INPUT:
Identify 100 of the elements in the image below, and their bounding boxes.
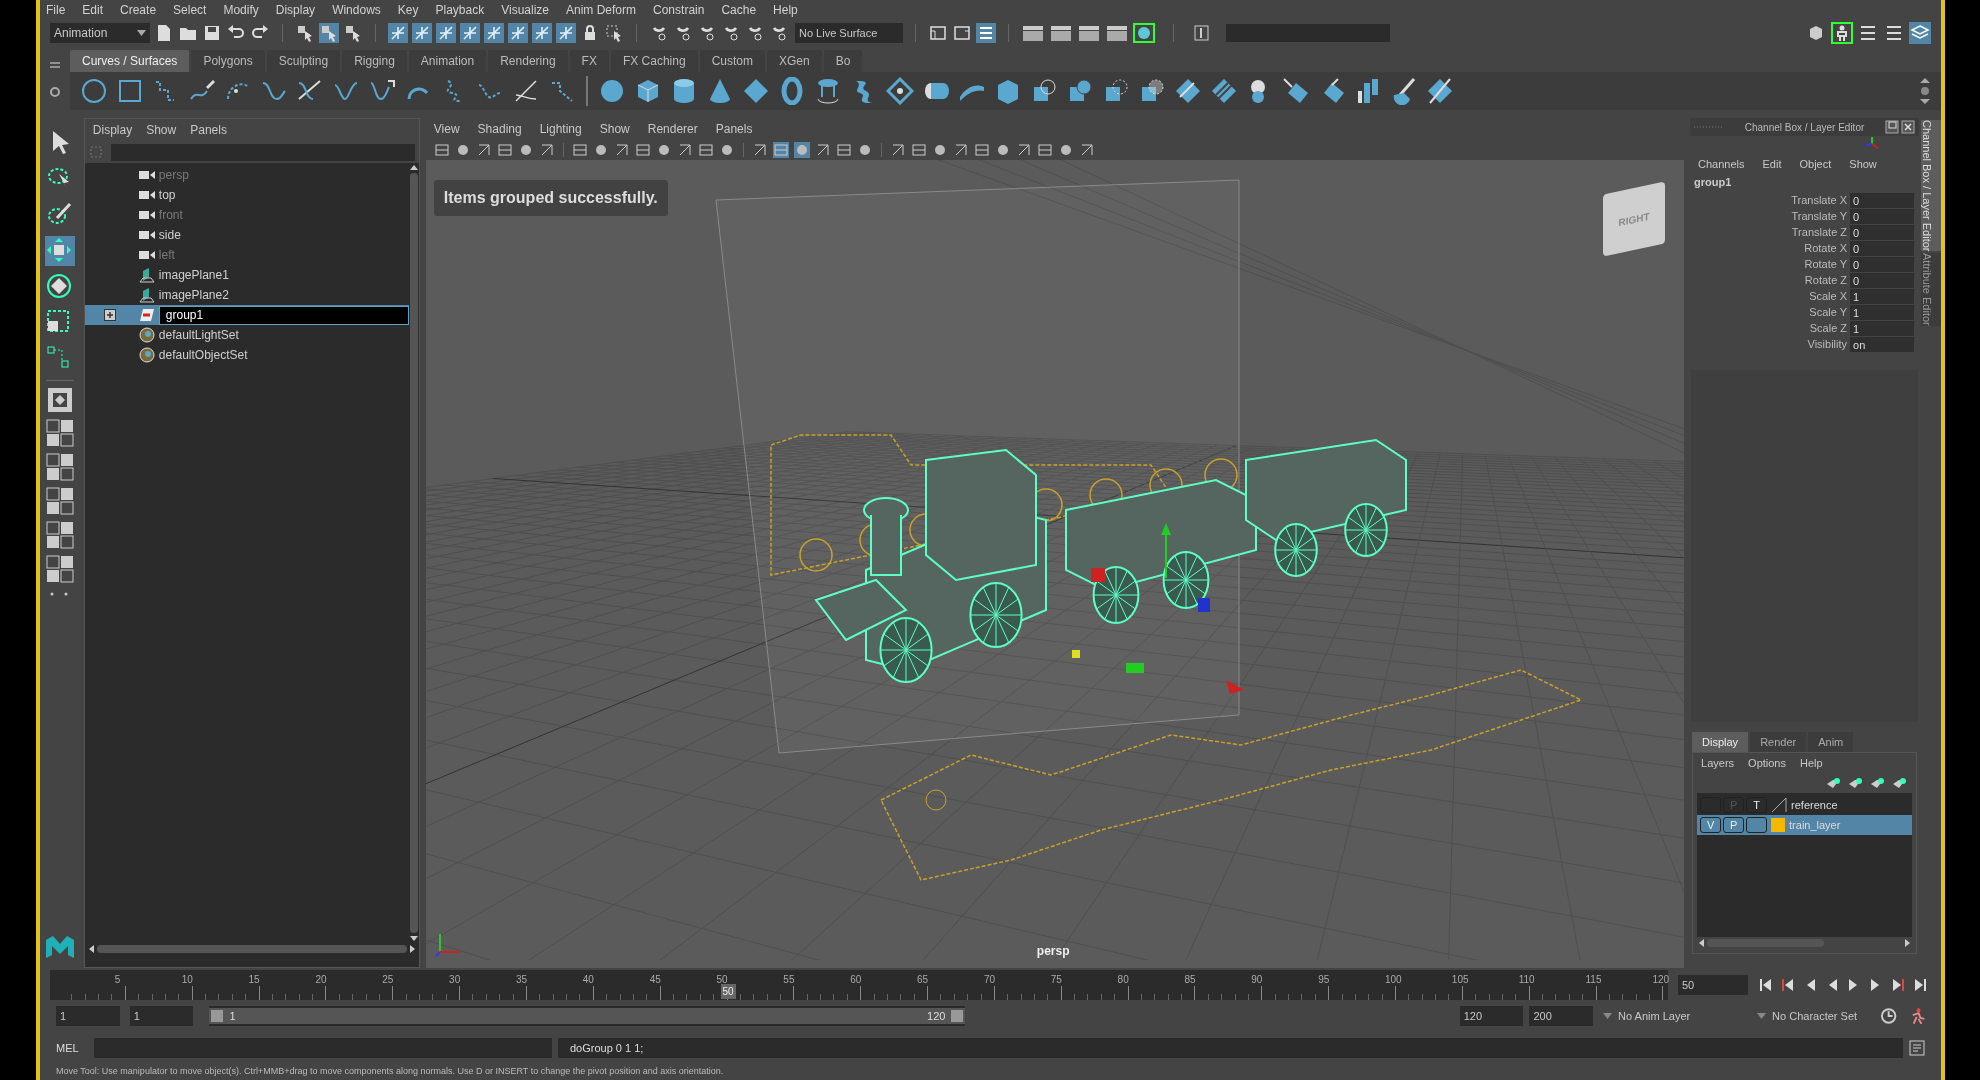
channel-value-field[interactable]: 0 <box>1850 208 1915 224</box>
layer-toggle[interactable] <box>1746 817 1768 833</box>
snap-icon[interactable] <box>556 23 576 43</box>
outliner-item[interactable]: defaultObjectSet <box>84 345 409 365</box>
channel-value-field[interactable]: 0 <box>1850 224 1915 240</box>
step-back-key-icon[interactable] <box>1780 977 1796 993</box>
outliner-item[interactable]: top <box>84 185 409 205</box>
layout-icon[interactable] <box>45 419 74 447</box>
sphere-icon[interactable] <box>598 77 626 105</box>
menu-item[interactable]: Key <box>397 1 419 19</box>
layer-row[interactable]: V P train_layer <box>1697 815 1912 835</box>
end-frame-field[interactable]: 200 <box>1529 1006 1594 1026</box>
shelf-tab[interactable]: Rendering <box>488 50 568 72</box>
circle-icon[interactable] <box>80 77 108 105</box>
rename-field[interactable]: group1 <box>158 305 409 325</box>
menu-item[interactable]: Object <box>1799 155 1832 173</box>
outliner-row[interactable]: group1 <box>84 305 409 325</box>
viewport-tool-icon[interactable] <box>1036 142 1053 158</box>
script-language-label[interactable]: MEL <box>56 1039 88 1057</box>
viewport-tool-icon[interactable] <box>910 142 927 158</box>
menu-item[interactable]: Edit <box>82 1 104 19</box>
viewport-tool-icon[interactable] <box>793 142 810 158</box>
text-cursor-icon[interactable] <box>1192 23 1212 43</box>
image-plane-icon[interactable] <box>138 267 155 283</box>
viewport-tool-icon[interactable] <box>496 142 513 158</box>
menu-item[interactable]: Edit <box>1762 155 1782 173</box>
viewport-tool-icon[interactable] <box>433 142 450 158</box>
go-to-end-icon[interactable] <box>1912 977 1928 993</box>
outliner-item[interactable]: front <box>84 205 409 225</box>
side-tab[interactable]: Attribute Editor <box>1921 253 1941 327</box>
no-color-icon[interactable] <box>1771 797 1788 813</box>
layout-icon[interactable] <box>45 453 74 481</box>
input-field[interactable] <box>1226 24 1390 42</box>
layout-icon[interactable] <box>45 555 74 583</box>
outliner-item[interactable]: left <box>84 245 409 265</box>
menu-item[interactable]: Channels <box>1698 155 1745 173</box>
channel-value-field[interactable]: on <box>1850 336 1915 352</box>
layers-icon[interactable] <box>1909 22 1931 44</box>
expand-icon[interactable] <box>103 309 116 321</box>
menu-item[interactable]: File <box>46 1 66 19</box>
time-slider[interactable]: 5 10 15 20 25 30 35 40 45 50 55 60 65 70 75 80 85 90 95 100 105 110 115 120 50 <box>50 970 1668 1000</box>
snap-icon[interactable] <box>532 23 552 43</box>
script-editor-icon[interactable] <box>1909 1040 1925 1056</box>
menu-item[interactable]: Renderer <box>647 120 698 138</box>
go-to-start-icon[interactable] <box>1758 977 1774 993</box>
shelf-tab[interactable]: Custom <box>699 50 765 72</box>
stripe-icon[interactable] <box>1210 77 1238 105</box>
camera-icon[interactable] <box>138 249 155 261</box>
viewport-tool-icon[interactable] <box>973 142 990 158</box>
channel-value-field[interactable]: 0 <box>1850 256 1915 272</box>
channel-value-field[interactable]: 0 <box>1850 240 1915 256</box>
clapboard-icon[interactable] <box>1077 23 1101 43</box>
viewport-tool-icon[interactable] <box>697 142 714 158</box>
snap-icon[interactable] <box>460 23 480 43</box>
viewport-tool-icon[interactable] <box>634 142 651 158</box>
menu-item[interactable]: Shading <box>477 120 522 138</box>
layer-down-icon[interactable] <box>1848 777 1862 789</box>
move-tool-icon[interactable] <box>44 236 75 266</box>
train-wireframe-drawing[interactable] <box>814 438 1407 683</box>
figure-icon[interactable] <box>1831 22 1853 44</box>
layer-color-swatch[interactable] <box>1771 818 1786 832</box>
shelf-tab[interactable]: Curves / Surfaces <box>70 50 190 72</box>
close-icon[interactable] <box>1901 120 1915 134</box>
menu-item[interactable]: Constrain <box>653 1 705 19</box>
snap-icon[interactable] <box>436 23 456 43</box>
add-layer-icon[interactable] <box>1870 777 1884 789</box>
shelf-tab[interactable]: Animation <box>408 50 487 72</box>
start-frame-field[interactable]: 1 <box>56 1006 120 1026</box>
scrollbar-thumb[interactable] <box>409 173 418 933</box>
menu-item[interactable]: Lighting <box>539 120 582 138</box>
layer-toggle[interactable]: P <box>1723 817 1745 833</box>
window-icon[interactable] <box>952 23 972 43</box>
menu-item[interactable]: View <box>433 120 460 138</box>
channel-value-field[interactable]: 0 <box>1850 272 1915 288</box>
viewport-tool-icon[interactable] <box>772 142 789 158</box>
menu-item[interactable]: Create <box>120 1 157 19</box>
playback-start-field[interactable]: 1 <box>129 1006 194 1026</box>
stripe-icon[interactable] <box>1174 77 1202 105</box>
layer-tab[interactable]: Render <box>1750 732 1807 752</box>
scroll-arrows-icon[interactable] <box>1919 77 1931 105</box>
settings-icon[interactable] <box>49 86 61 98</box>
range-handle[interactable] <box>211 1010 224 1022</box>
outliner-item[interactable]: side <box>84 225 409 245</box>
menu-icon[interactable] <box>49 60 61 70</box>
square-icon[interactable] <box>116 77 144 105</box>
shelf-tab[interactable]: Rigging <box>342 50 407 72</box>
layer-up-icon[interactable] <box>1826 777 1840 789</box>
add-layer-icon[interactable] <box>1892 777 1906 789</box>
layout-icon[interactable] <box>45 487 74 515</box>
diamond-icon[interactable] <box>742 77 770 105</box>
scrollbar-thumb[interactable] <box>96 945 407 953</box>
snap-icon[interactable] <box>484 23 504 43</box>
menu-item[interactable]: Playback <box>435 1 485 19</box>
anim-layer-dropdown[interactable]: No Anim Layer <box>1603 1006 1748 1026</box>
channel-value-field[interactable]: 0 <box>1850 192 1915 208</box>
set-icon[interactable] <box>138 327 155 343</box>
layer-toggle[interactable]: T <box>1746 797 1768 813</box>
camera-icon[interactable] <box>138 189 155 201</box>
shelf-tab[interactable]: FX <box>569 50 609 72</box>
channel-value-field[interactable]: 1 <box>1850 320 1915 336</box>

WRITTEN REQUEST: Return, word for word, everything from the entry containing "channel-value-field[interactable]: 0 <box>1850 208" down to the entry containing "sphere-icon[interactable] <box>598 77", including both of those entries.

FINISHED TASK:
channel-value-field[interactable]: 0 <box>1850 208 1915 224</box>
layer-toggle[interactable] <box>1746 817 1768 833</box>
snap-icon[interactable] <box>556 23 576 43</box>
outliner-item[interactable]: defaultObjectSet <box>84 345 409 365</box>
channel-value-field[interactable]: 0 <box>1850 224 1915 240</box>
step-back-key-icon[interactable] <box>1780 977 1796 993</box>
outliner-item[interactable]: top <box>84 185 409 205</box>
layout-icon[interactable] <box>45 419 74 447</box>
sphere-icon[interactable] <box>598 77 626 105</box>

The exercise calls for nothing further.